• EXERCISE DETAILS:
Among the lines below, count those with "this". Give only the number.

• DATA FOR THE TASK:
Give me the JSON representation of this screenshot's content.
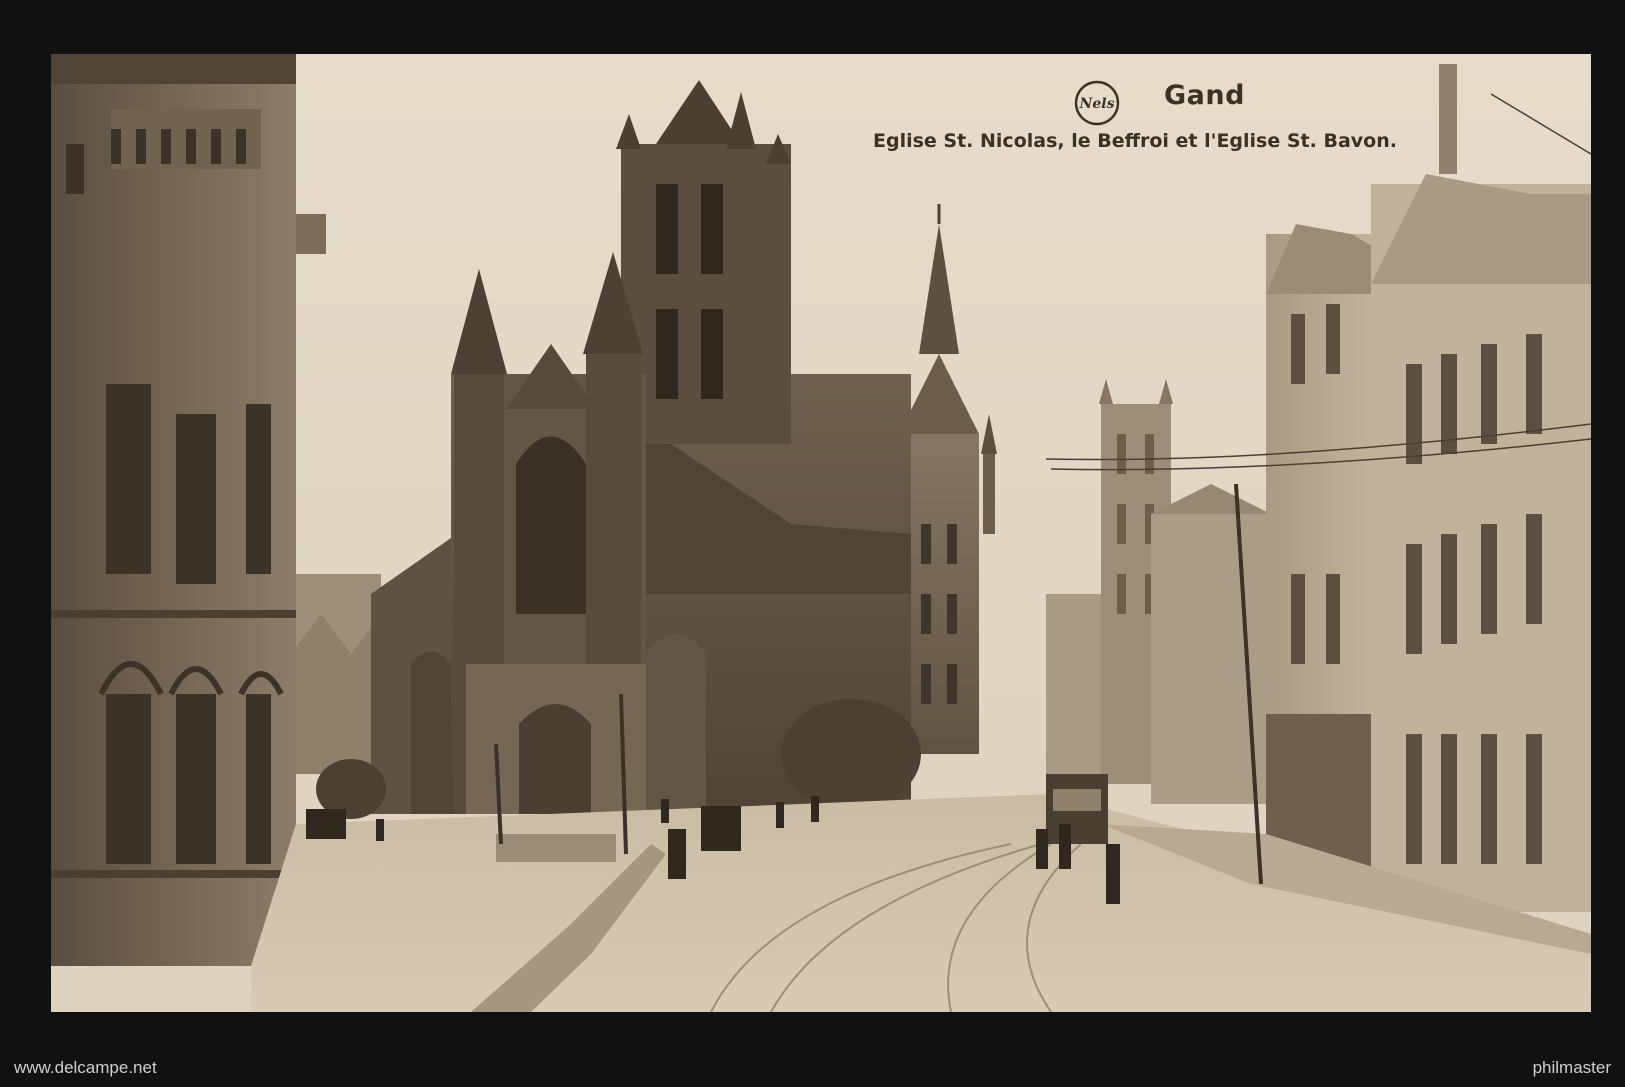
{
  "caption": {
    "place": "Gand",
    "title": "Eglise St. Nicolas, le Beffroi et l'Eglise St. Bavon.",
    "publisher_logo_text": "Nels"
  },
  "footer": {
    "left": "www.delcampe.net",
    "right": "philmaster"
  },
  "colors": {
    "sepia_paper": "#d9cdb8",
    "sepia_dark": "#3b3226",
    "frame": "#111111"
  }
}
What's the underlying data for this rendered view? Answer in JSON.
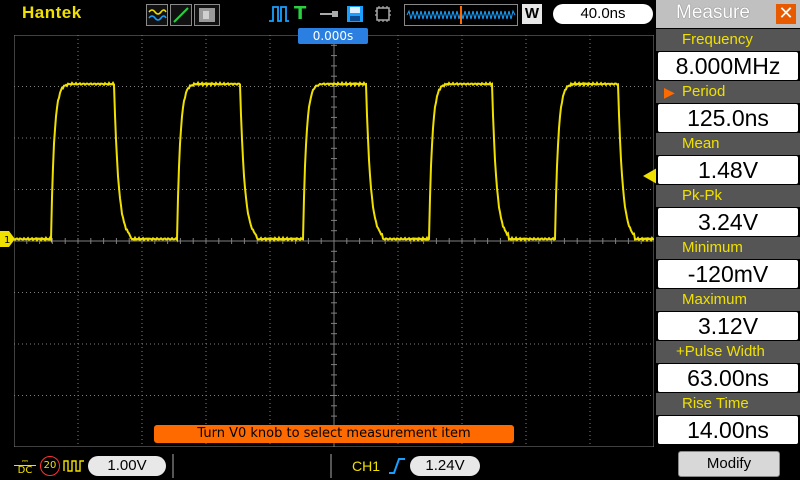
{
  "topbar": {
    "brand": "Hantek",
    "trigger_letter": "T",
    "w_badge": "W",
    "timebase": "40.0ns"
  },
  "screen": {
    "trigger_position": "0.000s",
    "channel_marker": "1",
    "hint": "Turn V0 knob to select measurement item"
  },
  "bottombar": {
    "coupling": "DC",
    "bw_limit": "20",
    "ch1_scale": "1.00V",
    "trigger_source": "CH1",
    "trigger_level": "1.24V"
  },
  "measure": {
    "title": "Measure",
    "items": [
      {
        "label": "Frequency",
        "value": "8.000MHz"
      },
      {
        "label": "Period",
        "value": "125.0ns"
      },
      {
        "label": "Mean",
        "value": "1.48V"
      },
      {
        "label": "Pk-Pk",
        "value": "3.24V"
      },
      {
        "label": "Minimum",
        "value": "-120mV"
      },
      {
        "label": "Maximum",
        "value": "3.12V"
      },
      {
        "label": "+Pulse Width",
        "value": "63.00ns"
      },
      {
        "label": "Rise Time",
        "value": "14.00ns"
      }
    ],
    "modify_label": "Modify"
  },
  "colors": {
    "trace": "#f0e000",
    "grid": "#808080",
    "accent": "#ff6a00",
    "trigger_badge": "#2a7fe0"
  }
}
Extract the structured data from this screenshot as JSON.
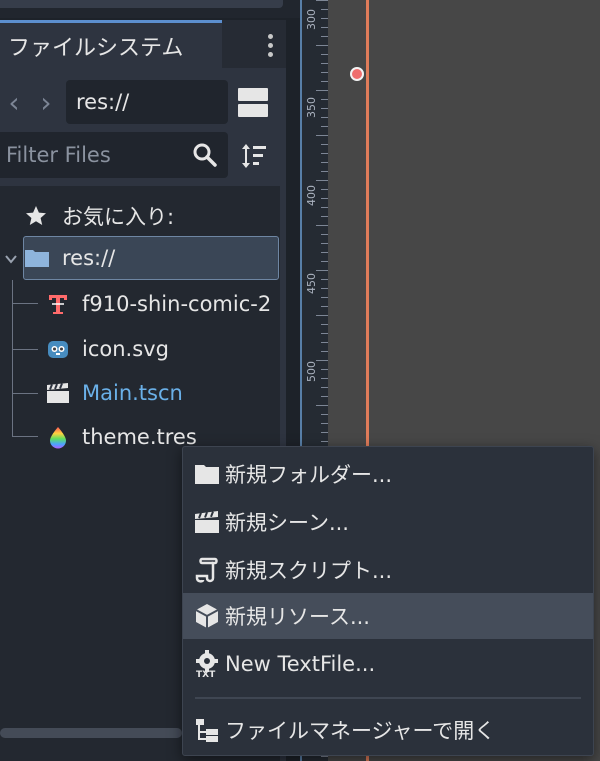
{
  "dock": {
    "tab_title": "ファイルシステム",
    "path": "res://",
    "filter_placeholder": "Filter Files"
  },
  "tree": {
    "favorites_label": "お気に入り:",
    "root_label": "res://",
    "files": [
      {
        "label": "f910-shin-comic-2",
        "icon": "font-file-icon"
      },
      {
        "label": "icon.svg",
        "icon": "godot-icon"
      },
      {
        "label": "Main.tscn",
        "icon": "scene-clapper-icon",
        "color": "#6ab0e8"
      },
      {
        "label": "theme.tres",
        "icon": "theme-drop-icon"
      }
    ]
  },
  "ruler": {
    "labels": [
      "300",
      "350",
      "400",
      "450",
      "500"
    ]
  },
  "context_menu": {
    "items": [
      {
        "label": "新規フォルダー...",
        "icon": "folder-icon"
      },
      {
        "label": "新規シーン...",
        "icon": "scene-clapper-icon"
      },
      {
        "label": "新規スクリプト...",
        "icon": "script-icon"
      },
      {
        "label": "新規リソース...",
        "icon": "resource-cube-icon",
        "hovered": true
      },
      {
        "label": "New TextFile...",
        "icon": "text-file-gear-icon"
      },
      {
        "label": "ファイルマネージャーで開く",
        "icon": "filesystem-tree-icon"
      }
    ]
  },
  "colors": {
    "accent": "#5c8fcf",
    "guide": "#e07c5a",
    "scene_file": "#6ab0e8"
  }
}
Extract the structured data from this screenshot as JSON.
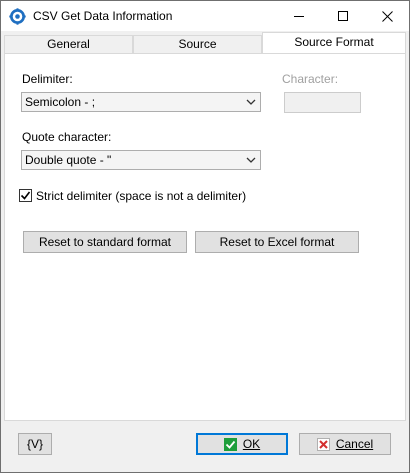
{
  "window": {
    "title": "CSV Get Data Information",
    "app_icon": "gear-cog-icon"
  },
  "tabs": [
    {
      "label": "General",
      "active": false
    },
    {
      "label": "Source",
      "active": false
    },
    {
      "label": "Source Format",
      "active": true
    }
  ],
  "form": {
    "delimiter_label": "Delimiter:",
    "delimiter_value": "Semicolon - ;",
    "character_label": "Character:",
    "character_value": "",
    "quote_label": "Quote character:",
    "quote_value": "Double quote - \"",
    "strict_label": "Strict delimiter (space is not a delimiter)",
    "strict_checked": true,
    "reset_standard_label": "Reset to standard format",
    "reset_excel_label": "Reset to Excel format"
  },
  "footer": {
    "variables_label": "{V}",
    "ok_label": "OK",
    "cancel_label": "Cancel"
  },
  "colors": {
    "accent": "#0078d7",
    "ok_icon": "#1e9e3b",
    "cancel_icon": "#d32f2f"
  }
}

• ANSWER TO THE TASK:
4